(Rows from a layout dataset)
* start *
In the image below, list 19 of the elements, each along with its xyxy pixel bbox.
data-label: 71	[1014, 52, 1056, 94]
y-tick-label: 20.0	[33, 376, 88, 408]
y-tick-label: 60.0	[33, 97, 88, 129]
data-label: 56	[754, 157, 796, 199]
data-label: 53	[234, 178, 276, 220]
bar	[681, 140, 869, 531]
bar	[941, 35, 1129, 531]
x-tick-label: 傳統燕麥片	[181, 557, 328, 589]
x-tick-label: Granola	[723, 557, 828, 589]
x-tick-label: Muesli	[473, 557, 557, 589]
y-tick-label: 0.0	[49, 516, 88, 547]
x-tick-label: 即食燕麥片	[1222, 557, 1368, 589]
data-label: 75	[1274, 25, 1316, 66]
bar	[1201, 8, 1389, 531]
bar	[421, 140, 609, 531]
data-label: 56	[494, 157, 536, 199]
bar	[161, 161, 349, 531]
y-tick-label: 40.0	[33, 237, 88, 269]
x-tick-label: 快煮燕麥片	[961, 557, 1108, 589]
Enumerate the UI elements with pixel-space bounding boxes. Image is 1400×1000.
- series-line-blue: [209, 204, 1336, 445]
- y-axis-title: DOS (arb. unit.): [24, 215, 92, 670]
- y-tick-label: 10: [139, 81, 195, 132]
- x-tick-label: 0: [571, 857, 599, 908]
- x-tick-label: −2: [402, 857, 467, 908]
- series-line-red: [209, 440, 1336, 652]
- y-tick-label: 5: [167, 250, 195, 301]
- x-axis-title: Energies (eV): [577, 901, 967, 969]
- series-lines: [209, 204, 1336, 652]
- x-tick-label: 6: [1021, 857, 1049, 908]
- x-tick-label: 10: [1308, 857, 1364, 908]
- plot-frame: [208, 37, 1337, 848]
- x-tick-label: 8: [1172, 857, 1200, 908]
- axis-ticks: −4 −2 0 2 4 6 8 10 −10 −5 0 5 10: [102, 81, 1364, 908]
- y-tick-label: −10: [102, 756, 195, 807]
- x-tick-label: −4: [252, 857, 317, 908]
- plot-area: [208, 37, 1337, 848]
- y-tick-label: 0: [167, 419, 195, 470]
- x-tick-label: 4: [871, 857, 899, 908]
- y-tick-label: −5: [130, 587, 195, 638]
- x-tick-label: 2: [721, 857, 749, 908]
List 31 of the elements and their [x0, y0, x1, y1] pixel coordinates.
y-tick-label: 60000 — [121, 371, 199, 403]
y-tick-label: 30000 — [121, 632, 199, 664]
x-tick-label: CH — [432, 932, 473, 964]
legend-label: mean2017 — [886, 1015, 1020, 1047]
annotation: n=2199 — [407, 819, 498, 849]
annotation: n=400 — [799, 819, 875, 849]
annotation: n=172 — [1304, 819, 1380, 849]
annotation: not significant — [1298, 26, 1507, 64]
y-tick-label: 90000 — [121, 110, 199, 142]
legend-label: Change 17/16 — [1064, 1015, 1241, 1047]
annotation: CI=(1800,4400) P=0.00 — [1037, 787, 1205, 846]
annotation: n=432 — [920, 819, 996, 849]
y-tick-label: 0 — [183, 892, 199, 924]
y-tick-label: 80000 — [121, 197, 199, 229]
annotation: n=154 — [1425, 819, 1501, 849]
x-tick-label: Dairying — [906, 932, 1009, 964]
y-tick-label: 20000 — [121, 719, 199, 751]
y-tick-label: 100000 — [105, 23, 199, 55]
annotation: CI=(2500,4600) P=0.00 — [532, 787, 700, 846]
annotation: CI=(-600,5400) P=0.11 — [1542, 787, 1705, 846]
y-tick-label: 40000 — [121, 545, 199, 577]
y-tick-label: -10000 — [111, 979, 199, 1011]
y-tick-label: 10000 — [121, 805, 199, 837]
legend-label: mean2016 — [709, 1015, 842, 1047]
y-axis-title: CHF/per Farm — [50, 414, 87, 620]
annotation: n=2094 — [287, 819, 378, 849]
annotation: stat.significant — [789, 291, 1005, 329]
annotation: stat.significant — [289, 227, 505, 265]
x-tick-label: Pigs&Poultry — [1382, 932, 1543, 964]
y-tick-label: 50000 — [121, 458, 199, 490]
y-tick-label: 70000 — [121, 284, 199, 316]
* end *
* WHAT IS NEEDED
Could you return every line of the data above, character for character, with nothing changed or left out?

* EXERCISE ANSWER
In the image below, list 19 of the elements, each along with its xyxy pixel bbox.
data-label: 71	[1014, 52, 1056, 94]
y-tick-label: 20.0	[33, 376, 88, 408]
y-tick-label: 60.0	[33, 97, 88, 129]
data-label: 56	[754, 157, 796, 199]
data-label: 53	[234, 178, 276, 220]
bar	[681, 140, 869, 531]
bar	[941, 35, 1129, 531]
x-tick-label: 傳統燕麥片	[181, 557, 328, 589]
x-tick-label: Granola	[723, 557, 828, 589]
x-tick-label: Muesli	[473, 557, 557, 589]
y-tick-label: 0.0	[49, 516, 88, 547]
x-tick-label: 即食燕麥片	[1222, 557, 1368, 589]
data-label: 75	[1274, 25, 1316, 66]
bar	[1201, 8, 1389, 531]
bar	[421, 140, 609, 531]
data-label: 56	[494, 157, 536, 199]
bar	[161, 161, 349, 531]
y-tick-label: 40.0	[33, 237, 88, 269]
x-tick-label: 快煮燕麥片	[961, 557, 1108, 589]
Enumerate the UI elements with pixel-space bounding boxes. Image is 1400×1000.
- series-line-blue: [209, 204, 1336, 445]
- y-axis-title: DOS (arb. unit.): [24, 215, 92, 670]
- y-tick-label: 10: [139, 81, 195, 132]
- x-tick-label: 0: [571, 857, 599, 908]
- x-tick-label: −2: [402, 857, 467, 908]
- series-line-red: [209, 440, 1336, 652]
- y-tick-label: 5: [167, 250, 195, 301]
- x-axis-title: Energies (eV): [577, 901, 967, 969]
- series-lines: [209, 204, 1336, 652]
- x-tick-label: 6: [1021, 857, 1049, 908]
- x-tick-label: 10: [1308, 857, 1364, 908]
- plot-frame: [208, 37, 1337, 848]
- x-tick-label: 8: [1172, 857, 1200, 908]
- axis-ticks: −4 −2 0 2 4 6 8 10 −10 −5 0 5 10: [102, 81, 1364, 908]
- y-tick-label: −10: [102, 756, 195, 807]
- x-tick-label: −4: [252, 857, 317, 908]
- plot-area: [208, 37, 1337, 848]
- y-tick-label: 0: [167, 419, 195, 470]
- x-tick-label: 4: [871, 857, 899, 908]
- y-tick-label: −5: [130, 587, 195, 638]
- x-tick-label: 2: [721, 857, 749, 908]
List 31 of the elements and their [x0, y0, x1, y1] pixel coordinates.
y-tick-label: 60000 — [121, 371, 199, 403]
y-tick-label: 30000 — [121, 632, 199, 664]
x-tick-label: CH — [432, 932, 473, 964]
legend-label: mean2017 — [886, 1015, 1020, 1047]
annotation: n=2199 — [407, 819, 498, 849]
annotation: n=400 — [799, 819, 875, 849]
annotation: n=172 — [1304, 819, 1380, 849]
annotation: not significant — [1298, 26, 1507, 64]
y-tick-label: 90000 — [121, 110, 199, 142]
legend-label: Change 17/16 — [1064, 1015, 1241, 1047]
annotation: CI=(1800,4400) P=0.00 — [1037, 787, 1205, 846]
annotation: n=432 — [920, 819, 996, 849]
y-tick-label: 0 — [183, 892, 199, 924]
y-tick-label: 80000 — [121, 197, 199, 229]
annotation: n=154 — [1425, 819, 1501, 849]
x-tick-label: Dairying — [906, 932, 1009, 964]
y-tick-label: 20000 — [121, 719, 199, 751]
y-tick-label: 100000 — [105, 23, 199, 55]
annotation: CI=(2500,4600) P=0.00 — [532, 787, 700, 846]
annotation: CI=(-600,5400) P=0.11 — [1542, 787, 1705, 846]
y-tick-label: 40000 — [121, 545, 199, 577]
y-tick-label: -10000 — [111, 979, 199, 1011]
y-tick-label: 10000 — [121, 805, 199, 837]
legend-label: mean2016 — [709, 1015, 842, 1047]
y-axis-title: CHF/per Farm — [50, 414, 87, 620]
annotation: n=2094 — [287, 819, 378, 849]
annotation: stat.significant — [789, 291, 1005, 329]
annotation: stat.significant — [289, 227, 505, 265]
x-tick-label: Pigs&Poultry — [1382, 932, 1543, 964]
y-tick-label: 50000 — [121, 458, 199, 490]
y-tick-label: 70000 — [121, 284, 199, 316]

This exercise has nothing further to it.